_Figure data in JSON_:
= = =

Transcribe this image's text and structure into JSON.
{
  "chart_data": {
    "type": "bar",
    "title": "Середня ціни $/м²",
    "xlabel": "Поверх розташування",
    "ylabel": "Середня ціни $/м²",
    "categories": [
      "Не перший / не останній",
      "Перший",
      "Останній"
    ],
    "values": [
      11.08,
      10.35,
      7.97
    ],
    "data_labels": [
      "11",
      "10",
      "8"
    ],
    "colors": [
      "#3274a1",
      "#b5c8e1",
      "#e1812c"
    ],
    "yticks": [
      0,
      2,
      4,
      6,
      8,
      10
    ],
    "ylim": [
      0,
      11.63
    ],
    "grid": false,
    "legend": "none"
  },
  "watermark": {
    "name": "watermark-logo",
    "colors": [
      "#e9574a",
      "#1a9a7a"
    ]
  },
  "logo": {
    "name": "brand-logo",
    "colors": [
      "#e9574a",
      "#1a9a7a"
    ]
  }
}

= = =

_WRITTEN PROBLEM_: Gather all lines with the string "name" from the data.

_TASK RESPONSE_:
    "name": "watermark-logo",
    "name": "brand-logo",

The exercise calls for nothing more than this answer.